**SHORT PROBLEM**. Begin at the line below that contains "Convert this screenshot". Repeat it and all remaining lines of the records exactly.

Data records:

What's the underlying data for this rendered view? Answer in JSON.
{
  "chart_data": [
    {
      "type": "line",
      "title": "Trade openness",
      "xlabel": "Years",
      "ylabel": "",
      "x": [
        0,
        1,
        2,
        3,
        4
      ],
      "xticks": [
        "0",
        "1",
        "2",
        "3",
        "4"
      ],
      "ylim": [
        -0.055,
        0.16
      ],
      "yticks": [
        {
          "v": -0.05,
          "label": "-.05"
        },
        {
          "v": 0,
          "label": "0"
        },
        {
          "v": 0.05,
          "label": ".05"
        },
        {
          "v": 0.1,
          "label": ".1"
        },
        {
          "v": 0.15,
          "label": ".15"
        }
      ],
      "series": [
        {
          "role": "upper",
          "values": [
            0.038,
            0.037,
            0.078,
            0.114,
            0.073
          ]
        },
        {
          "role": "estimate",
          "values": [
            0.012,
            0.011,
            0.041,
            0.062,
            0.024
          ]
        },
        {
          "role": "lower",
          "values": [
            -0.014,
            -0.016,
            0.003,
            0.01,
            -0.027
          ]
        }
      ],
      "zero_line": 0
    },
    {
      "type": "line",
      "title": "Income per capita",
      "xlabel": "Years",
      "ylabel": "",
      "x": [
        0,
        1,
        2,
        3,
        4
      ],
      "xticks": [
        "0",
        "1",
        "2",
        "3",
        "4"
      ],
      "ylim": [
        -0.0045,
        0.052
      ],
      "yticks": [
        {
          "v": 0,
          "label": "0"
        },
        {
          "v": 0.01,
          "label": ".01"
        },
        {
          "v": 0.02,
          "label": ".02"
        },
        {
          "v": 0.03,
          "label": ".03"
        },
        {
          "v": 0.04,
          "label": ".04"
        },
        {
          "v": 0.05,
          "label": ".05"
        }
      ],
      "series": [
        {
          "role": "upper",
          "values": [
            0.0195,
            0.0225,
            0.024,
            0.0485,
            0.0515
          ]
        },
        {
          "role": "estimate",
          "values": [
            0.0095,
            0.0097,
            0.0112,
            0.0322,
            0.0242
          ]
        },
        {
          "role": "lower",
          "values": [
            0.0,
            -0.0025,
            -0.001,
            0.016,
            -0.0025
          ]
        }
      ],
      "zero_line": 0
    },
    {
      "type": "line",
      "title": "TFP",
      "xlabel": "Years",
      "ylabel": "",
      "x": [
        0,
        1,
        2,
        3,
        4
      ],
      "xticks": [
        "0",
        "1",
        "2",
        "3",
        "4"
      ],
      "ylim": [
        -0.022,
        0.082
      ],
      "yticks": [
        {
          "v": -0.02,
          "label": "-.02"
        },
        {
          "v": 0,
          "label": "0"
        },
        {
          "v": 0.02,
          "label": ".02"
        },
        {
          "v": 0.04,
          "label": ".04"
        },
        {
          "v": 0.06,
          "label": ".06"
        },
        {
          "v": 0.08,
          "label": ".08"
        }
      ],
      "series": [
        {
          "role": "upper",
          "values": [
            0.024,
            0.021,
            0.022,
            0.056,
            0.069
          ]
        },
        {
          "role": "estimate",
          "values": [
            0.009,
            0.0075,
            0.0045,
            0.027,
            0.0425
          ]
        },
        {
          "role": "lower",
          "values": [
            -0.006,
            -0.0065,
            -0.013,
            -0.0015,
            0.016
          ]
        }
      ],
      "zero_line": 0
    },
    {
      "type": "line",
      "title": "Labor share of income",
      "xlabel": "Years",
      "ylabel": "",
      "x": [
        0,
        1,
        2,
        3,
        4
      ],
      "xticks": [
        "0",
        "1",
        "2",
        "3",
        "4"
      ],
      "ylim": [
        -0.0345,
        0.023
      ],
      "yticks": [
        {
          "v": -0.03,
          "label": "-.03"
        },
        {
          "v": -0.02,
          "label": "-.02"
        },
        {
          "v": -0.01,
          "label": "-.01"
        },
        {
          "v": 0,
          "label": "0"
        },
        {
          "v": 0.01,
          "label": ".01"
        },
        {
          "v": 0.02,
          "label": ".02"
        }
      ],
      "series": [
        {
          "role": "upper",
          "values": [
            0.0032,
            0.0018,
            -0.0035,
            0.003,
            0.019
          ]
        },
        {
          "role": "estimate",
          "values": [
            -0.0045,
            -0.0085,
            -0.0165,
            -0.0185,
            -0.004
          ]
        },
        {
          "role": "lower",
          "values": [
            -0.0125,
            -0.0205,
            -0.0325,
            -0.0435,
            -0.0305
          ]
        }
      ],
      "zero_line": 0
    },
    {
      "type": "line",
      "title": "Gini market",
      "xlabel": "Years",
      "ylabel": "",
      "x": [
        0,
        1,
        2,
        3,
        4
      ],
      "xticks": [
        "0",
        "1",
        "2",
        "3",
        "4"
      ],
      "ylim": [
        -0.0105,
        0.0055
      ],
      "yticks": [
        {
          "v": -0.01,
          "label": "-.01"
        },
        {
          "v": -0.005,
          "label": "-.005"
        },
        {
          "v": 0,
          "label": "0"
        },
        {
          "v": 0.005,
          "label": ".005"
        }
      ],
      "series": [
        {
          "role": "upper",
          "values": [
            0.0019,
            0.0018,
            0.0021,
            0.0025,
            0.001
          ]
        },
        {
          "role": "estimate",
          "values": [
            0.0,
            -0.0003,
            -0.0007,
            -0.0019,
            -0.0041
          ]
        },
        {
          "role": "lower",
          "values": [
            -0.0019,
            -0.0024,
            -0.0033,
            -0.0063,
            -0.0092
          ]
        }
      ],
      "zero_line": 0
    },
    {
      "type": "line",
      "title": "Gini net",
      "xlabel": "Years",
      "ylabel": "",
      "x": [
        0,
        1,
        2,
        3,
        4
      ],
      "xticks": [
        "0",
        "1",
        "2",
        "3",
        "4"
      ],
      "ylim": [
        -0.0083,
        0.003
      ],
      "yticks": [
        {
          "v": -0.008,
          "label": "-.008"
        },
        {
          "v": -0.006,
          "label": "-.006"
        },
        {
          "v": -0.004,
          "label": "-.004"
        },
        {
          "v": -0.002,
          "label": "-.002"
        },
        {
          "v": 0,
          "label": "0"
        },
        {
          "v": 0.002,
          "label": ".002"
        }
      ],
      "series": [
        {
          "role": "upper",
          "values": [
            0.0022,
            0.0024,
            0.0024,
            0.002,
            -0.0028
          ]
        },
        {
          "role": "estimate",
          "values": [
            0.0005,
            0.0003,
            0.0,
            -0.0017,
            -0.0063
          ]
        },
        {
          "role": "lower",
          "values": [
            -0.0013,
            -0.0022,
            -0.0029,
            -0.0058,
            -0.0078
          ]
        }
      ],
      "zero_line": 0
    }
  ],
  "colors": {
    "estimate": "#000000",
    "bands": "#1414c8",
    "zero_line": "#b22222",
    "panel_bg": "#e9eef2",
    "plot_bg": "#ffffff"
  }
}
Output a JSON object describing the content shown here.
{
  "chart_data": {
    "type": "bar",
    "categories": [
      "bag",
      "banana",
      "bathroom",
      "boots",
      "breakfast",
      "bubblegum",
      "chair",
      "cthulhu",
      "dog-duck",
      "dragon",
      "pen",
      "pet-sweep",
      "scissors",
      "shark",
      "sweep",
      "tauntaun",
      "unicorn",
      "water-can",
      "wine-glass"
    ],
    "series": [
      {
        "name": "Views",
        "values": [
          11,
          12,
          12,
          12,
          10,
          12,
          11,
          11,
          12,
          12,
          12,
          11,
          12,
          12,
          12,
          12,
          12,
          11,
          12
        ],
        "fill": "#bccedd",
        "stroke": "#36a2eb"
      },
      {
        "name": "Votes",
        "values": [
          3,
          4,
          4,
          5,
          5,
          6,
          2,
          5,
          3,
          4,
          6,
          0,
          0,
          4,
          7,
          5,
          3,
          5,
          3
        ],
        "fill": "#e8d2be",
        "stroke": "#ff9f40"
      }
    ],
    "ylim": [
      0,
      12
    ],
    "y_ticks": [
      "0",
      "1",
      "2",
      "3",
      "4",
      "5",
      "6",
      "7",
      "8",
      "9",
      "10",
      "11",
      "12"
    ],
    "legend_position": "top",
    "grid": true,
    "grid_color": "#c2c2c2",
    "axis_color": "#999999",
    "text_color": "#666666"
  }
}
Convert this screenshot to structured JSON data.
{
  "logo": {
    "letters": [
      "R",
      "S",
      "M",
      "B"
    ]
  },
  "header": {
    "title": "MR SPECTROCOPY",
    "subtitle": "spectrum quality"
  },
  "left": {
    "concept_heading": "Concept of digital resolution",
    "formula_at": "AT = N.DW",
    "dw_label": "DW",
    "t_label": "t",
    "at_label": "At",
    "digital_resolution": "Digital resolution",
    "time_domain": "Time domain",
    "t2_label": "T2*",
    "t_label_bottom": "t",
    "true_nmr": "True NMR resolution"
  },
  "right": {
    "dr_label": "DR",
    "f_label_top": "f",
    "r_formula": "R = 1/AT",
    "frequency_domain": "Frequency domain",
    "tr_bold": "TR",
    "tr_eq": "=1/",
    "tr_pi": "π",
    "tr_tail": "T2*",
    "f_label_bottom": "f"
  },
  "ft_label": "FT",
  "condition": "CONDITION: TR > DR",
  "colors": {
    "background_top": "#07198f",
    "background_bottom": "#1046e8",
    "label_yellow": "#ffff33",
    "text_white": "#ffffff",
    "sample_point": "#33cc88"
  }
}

**WRITTEN RESPONSE**.
Convert this screenshot to structured JSON data.
{
  "logo": {
    "letters": [
      "R",
      "S",
      "M",
      "B"
    ]
  },
  "header": {
    "title": "MR SPECTROCOPY",
    "subtitle": "spectrum quality"
  },
  "left": {
    "concept_heading": "Concept of digital resolution",
    "formula_at": "AT = N.DW",
    "dw_label": "DW",
    "t_label": "t",
    "at_label": "At",
    "digital_resolution": "Digital resolution",
    "time_domain": "Time domain",
    "t2_label": "T2*",
    "t_label_bottom": "t",
    "true_nmr": "True NMR resolution"
  },
  "right": {
    "dr_label": "DR",
    "f_label_top": "f",
    "r_formula": "R = 1/AT",
    "frequency_domain": "Frequency domain",
    "tr_bold": "TR",
    "tr_eq": "=1/",
    "tr_pi": "π",
    "tr_tail": "T2*",
    "f_label_bottom": "f"
  },
  "ft_label": "FT",
  "condition": "CONDITION: TR > DR",
  "colors": {
    "background_top": "#07198f",
    "background_bottom": "#1046e8",
    "label_yellow": "#ffff33",
    "text_white": "#ffffff",
    "sample_point": "#33cc88"
  }
}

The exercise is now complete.